*Data entries*:
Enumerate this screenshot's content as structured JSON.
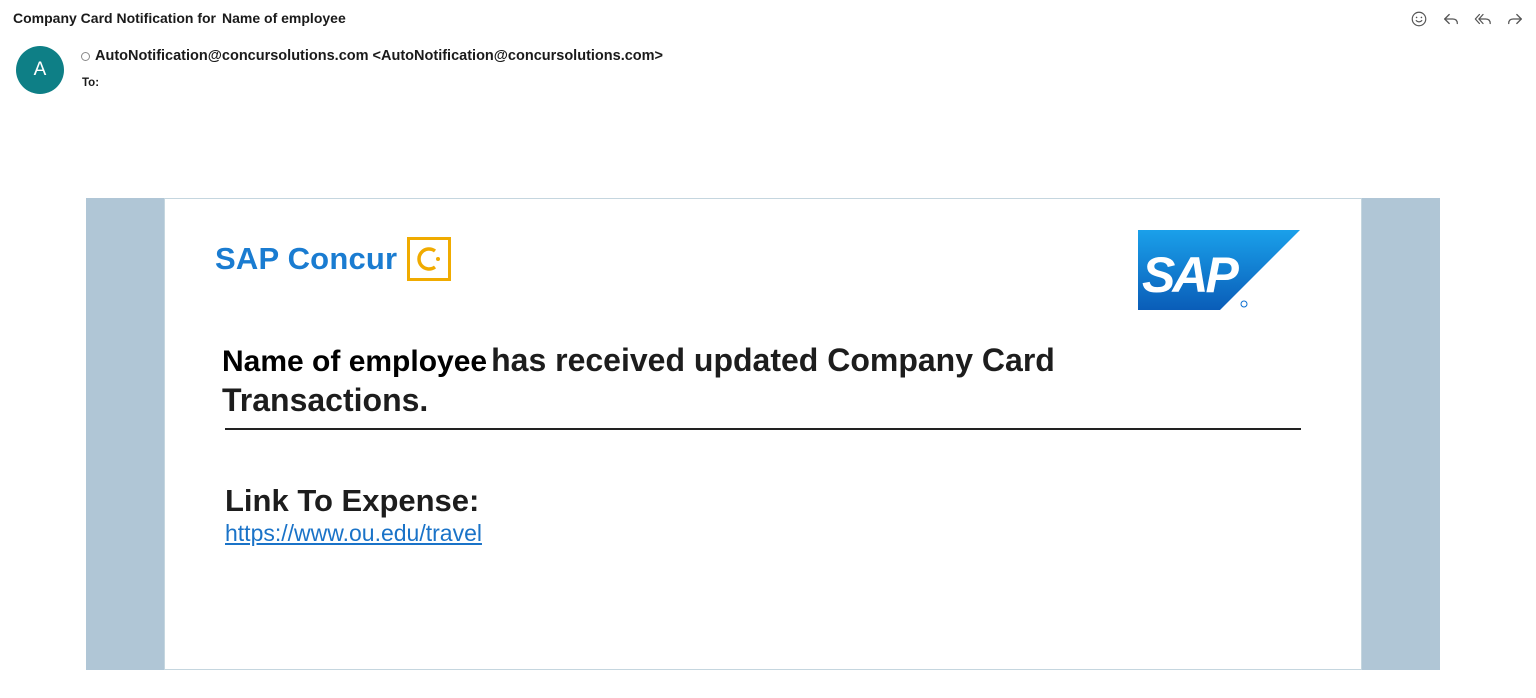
{
  "header": {
    "subject": "Company Card Notification for",
    "subject_placeholder": "Name of employee"
  },
  "actions": [
    {
      "name": "emoji-react-icon"
    },
    {
      "name": "reply-icon"
    },
    {
      "name": "reply-all-icon"
    },
    {
      "name": "forward-icon"
    }
  ],
  "sender": {
    "avatar_initial": "A",
    "avatar_color": "#0e7f86",
    "from": "AutoNotification@concursolutions.com <AutoNotification@concursolutions.com>",
    "to_label": "To:"
  },
  "email": {
    "brand_name": "SAP Concur",
    "brand_color": "#1a7cd1",
    "brand_mark_color": "#f0ab00",
    "sap_logo_text": "SAP",
    "sap_logo_color": "#0a6ed1",
    "headline_name": "Name of employee",
    "headline_rest": "has received updated Company Card Transactions.",
    "link_title": "Link To Expense:",
    "link_url": "https://www.ou.edu/travel",
    "frame_color": "#b0c6d6"
  }
}
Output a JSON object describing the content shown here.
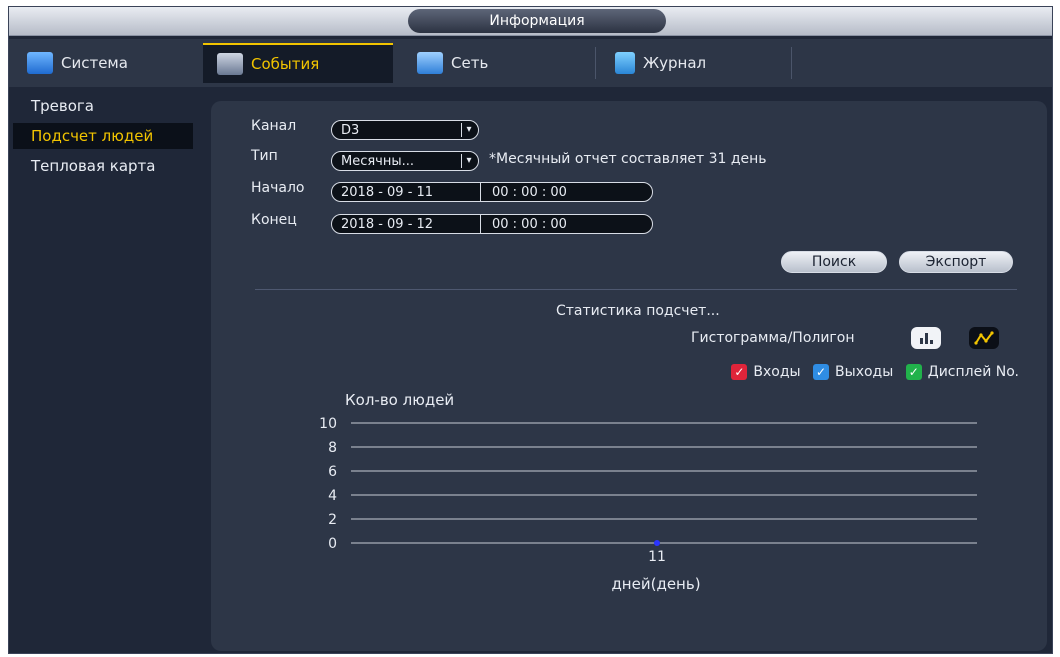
{
  "window": {
    "title": "Информация"
  },
  "tabs": [
    {
      "label": "Система",
      "icon": "monitor-icon"
    },
    {
      "label": "События",
      "icon": "events-icon"
    },
    {
      "label": "Сеть",
      "icon": "network-icon"
    },
    {
      "label": "Журнал",
      "icon": "journal-icon"
    }
  ],
  "sidebar": {
    "items": [
      {
        "label": "Тревога"
      },
      {
        "label": "Подсчет людей"
      },
      {
        "label": "Тепловая карта"
      }
    ]
  },
  "form": {
    "channel_label": "Канал",
    "channel_value": "D3",
    "type_label": "Тип",
    "type_value": "Месячны...",
    "type_note": "*Месячный отчет составляет 31 день",
    "start_label": "Начало",
    "start_date": "2018  - 09 - 11",
    "start_time": "00 : 00 : 00",
    "end_label": "Конец",
    "end_date": "2018  - 09 - 12",
    "end_time": "00 : 00 : 00",
    "search_button": "Поиск",
    "export_button": "Экспорт"
  },
  "stats": {
    "title": "Статистика подсчет...",
    "mode_label": "Гистограмма/Полигон",
    "legend": [
      {
        "label": "Входы",
        "color": "#e0243a"
      },
      {
        "label": "Выходы",
        "color": "#2f8de4"
      },
      {
        "label": "Дисплей No.",
        "color": "#21b24b"
      }
    ]
  },
  "colors": {
    "accent": "#f2c400",
    "panel": "#2d3647",
    "point": "#2b35ff"
  },
  "chart_data": {
    "type": "line",
    "ylabel": "Кол-во людей",
    "xlabel": "дней(день)",
    "yticks": [
      0,
      2,
      4,
      6,
      8,
      10
    ],
    "ylim": [
      0,
      10
    ],
    "categories": [
      "11"
    ],
    "values": [
      0
    ],
    "grid": true
  }
}
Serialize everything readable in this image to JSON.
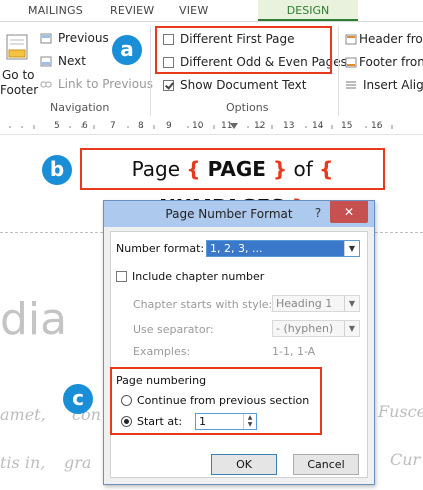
{
  "tabs": {
    "mailings": "MAILINGS",
    "review": "REVIEW",
    "view": "VIEW",
    "design": "DESIGN"
  },
  "nav": {
    "goto_footer": "Go to\nFooter",
    "goto_footer_l1": "Go to",
    "goto_footer_l2": "Footer",
    "previous": "Previous",
    "next": "Next",
    "link_previous": "Link to Previous",
    "group_label": "Navigation"
  },
  "options": {
    "different_first_page": "Different First Page",
    "different_odd_even": "Different Odd & Even Pages",
    "show_document_text": "Show Document Text",
    "group_label": "Options"
  },
  "position": {
    "header_from": "Header fron",
    "footer_from": "Footer fron",
    "insert_align": "Insert Align"
  },
  "badges": {
    "a": "a",
    "b": "b",
    "c": "c"
  },
  "ruler": [
    "5",
    "6",
    "7",
    "8",
    "9",
    "10",
    "11",
    "12",
    "13",
    "14",
    "15",
    "16"
  ],
  "field_code": {
    "prefix": "Page ",
    "open1": "{ ",
    "field1": "PAGE",
    "close1": " }",
    "middle": " of ",
    "open2": "{ ",
    "field2": "NUMPAGES",
    "close2": "  }"
  },
  "background": {
    "heading": "dia",
    "line1_a": "amet,",
    "line1_b": "con",
    "line1_c": "Fusce",
    "line2_a": "tis in,",
    "line2_b": "gra",
    "line2_c": "Cur"
  },
  "dialog": {
    "title": "Page Number Format",
    "help": "?",
    "close": "✕",
    "number_format_label": "Number format:",
    "number_format_value": "1, 2, 3, ...",
    "include_chapter": "Include chapter number",
    "chapter_style_label": "Chapter starts with style:",
    "chapter_style_value": "Heading 1",
    "separator_label": "Use separator:",
    "separator_value": "-   (hyphen)",
    "examples_label": "Examples:",
    "examples_value": "1-1, 1-A",
    "page_numbering_label": "Page numbering",
    "continue_label": "Continue from previous section",
    "start_at_label": "Start at:",
    "start_at_value": "1",
    "ok": "OK",
    "cancel": "Cancel"
  },
  "colors": {
    "accent_red": "#e8391c",
    "badge_blue": "#1a8fd8",
    "design_green": "#2e7d32",
    "title_bar": "#aec9ee"
  }
}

*PROBLEM*: Any pictures should be dropped; transcribe the rest of the records above exactly.

*TASK SOLUTION*:
Enumerate this screenshot's content as structured JSON.
{
  "header": {
    "subject": "Company Card Notification for",
    "subject_placeholder": "Name of employee"
  },
  "actions": [
    {
      "name": "emoji-react-icon"
    },
    {
      "name": "reply-icon"
    },
    {
      "name": "reply-all-icon"
    },
    {
      "name": "forward-icon"
    }
  ],
  "sender": {
    "avatar_initial": "A",
    "avatar_color": "#0e7f86",
    "from": "AutoNotification@concursolutions.com <AutoNotification@concursolutions.com>",
    "to_label": "To:"
  },
  "email": {
    "brand_name": "SAP Concur",
    "brand_color": "#1a7cd1",
    "brand_mark_color": "#f0ab00",
    "sap_logo_text": "SAP",
    "sap_logo_color": "#0a6ed1",
    "headline_name": "Name of employee",
    "headline_rest": "has received updated Company Card Transactions.",
    "link_title": "Link To Expense:",
    "link_url": "https://www.ou.edu/travel",
    "frame_color": "#b0c6d6"
  }
}
Output a JSON object describing the content shown here.
{
  "window": {
    "title": "Информация"
  },
  "tabs": [
    {
      "label": "Система",
      "icon": "monitor-icon"
    },
    {
      "label": "События",
      "icon": "events-icon"
    },
    {
      "label": "Сеть",
      "icon": "network-icon"
    },
    {
      "label": "Журнал",
      "icon": "journal-icon"
    }
  ],
  "sidebar": {
    "items": [
      {
        "label": "Тревога"
      },
      {
        "label": "Подсчет людей"
      },
      {
        "label": "Тепловая карта"
      }
    ]
  },
  "form": {
    "channel_label": "Канал",
    "channel_value": "D3",
    "type_label": "Тип",
    "type_value": "Месячны...",
    "type_note": "*Месячный отчет составляет 31 день",
    "start_label": "Начало",
    "start_date": "2018  - 09 - 11",
    "start_time": "00 : 00 : 00",
    "end_label": "Конец",
    "end_date": "2018  - 09 - 12",
    "end_time": "00 : 00 : 00",
    "search_button": "Поиск",
    "export_button": "Экспорт"
  },
  "stats": {
    "title": "Статистика подсчет...",
    "mode_label": "Гистограмма/Полигон",
    "legend": [
      {
        "label": "Входы",
        "color": "#e0243a"
      },
      {
        "label": "Выходы",
        "color": "#2f8de4"
      },
      {
        "label": "Дисплей No.",
        "color": "#21b24b"
      }
    ]
  },
  "colors": {
    "accent": "#f2c400",
    "panel": "#2d3647",
    "point": "#2b35ff"
  },
  "chart_data": {
    "type": "line",
    "ylabel": "Кол-во людей",
    "xlabel": "дней(день)",
    "yticks": [
      0,
      2,
      4,
      6,
      8,
      10
    ],
    "ylim": [
      0,
      10
    ],
    "categories": [
      "11"
    ],
    "values": [
      0
    ],
    "grid": true
  }
}
Serialize everything readable in this image to JSON.
{
  "tabs": {
    "mailings": "MAILINGS",
    "review": "REVIEW",
    "view": "VIEW",
    "design": "DESIGN"
  },
  "nav": {
    "goto_footer": "Go to\nFooter",
    "goto_footer_l1": "Go to",
    "goto_footer_l2": "Footer",
    "previous": "Previous",
    "next": "Next",
    "link_previous": "Link to Previous",
    "group_label": "Navigation"
  },
  "options": {
    "different_first_page": "Different First Page",
    "different_odd_even": "Different Odd & Even Pages",
    "show_document_text": "Show Document Text",
    "group_label": "Options"
  },
  "position": {
    "header_from": "Header fron",
    "footer_from": "Footer fron",
    "insert_align": "Insert Align"
  },
  "badges": {
    "a": "a",
    "b": "b",
    "c": "c"
  },
  "ruler": [
    "5",
    "6",
    "7",
    "8",
    "9",
    "10",
    "11",
    "12",
    "13",
    "14",
    "15",
    "16"
  ],
  "field_code": {
    "prefix": "Page ",
    "open1": "{ ",
    "field1": "PAGE",
    "close1": " }",
    "middle": " of ",
    "open2": "{ ",
    "field2": "NUMPAGES",
    "close2": "  }"
  },
  "background": {
    "heading": "dia",
    "line1_a": "amet,",
    "line1_b": "con",
    "line1_c": "Fusce",
    "line2_a": "tis in,",
    "line2_b": "gra",
    "line2_c": "Cur"
  },
  "dialog": {
    "title": "Page Number Format",
    "help": "?",
    "close": "✕",
    "number_format_label": "Number format:",
    "number_format_value": "1, 2, 3, ...",
    "include_chapter": "Include chapter number",
    "chapter_style_label": "Chapter starts with style:",
    "chapter_style_value": "Heading 1",
    "separator_label": "Use separator:",
    "separator_value": "-   (hyphen)",
    "examples_label": "Examples:",
    "examples_value": "1-1, 1-A",
    "page_numbering_label": "Page numbering",
    "continue_label": "Continue from previous section",
    "start_at_label": "Start at:",
    "start_at_value": "1",
    "ok": "OK",
    "cancel": "Cancel"
  },
  "colors": {
    "accent_red": "#e8391c",
    "badge_blue": "#1a8fd8",
    "design_green": "#2e7d32",
    "title_bar": "#aec9ee"
  }
}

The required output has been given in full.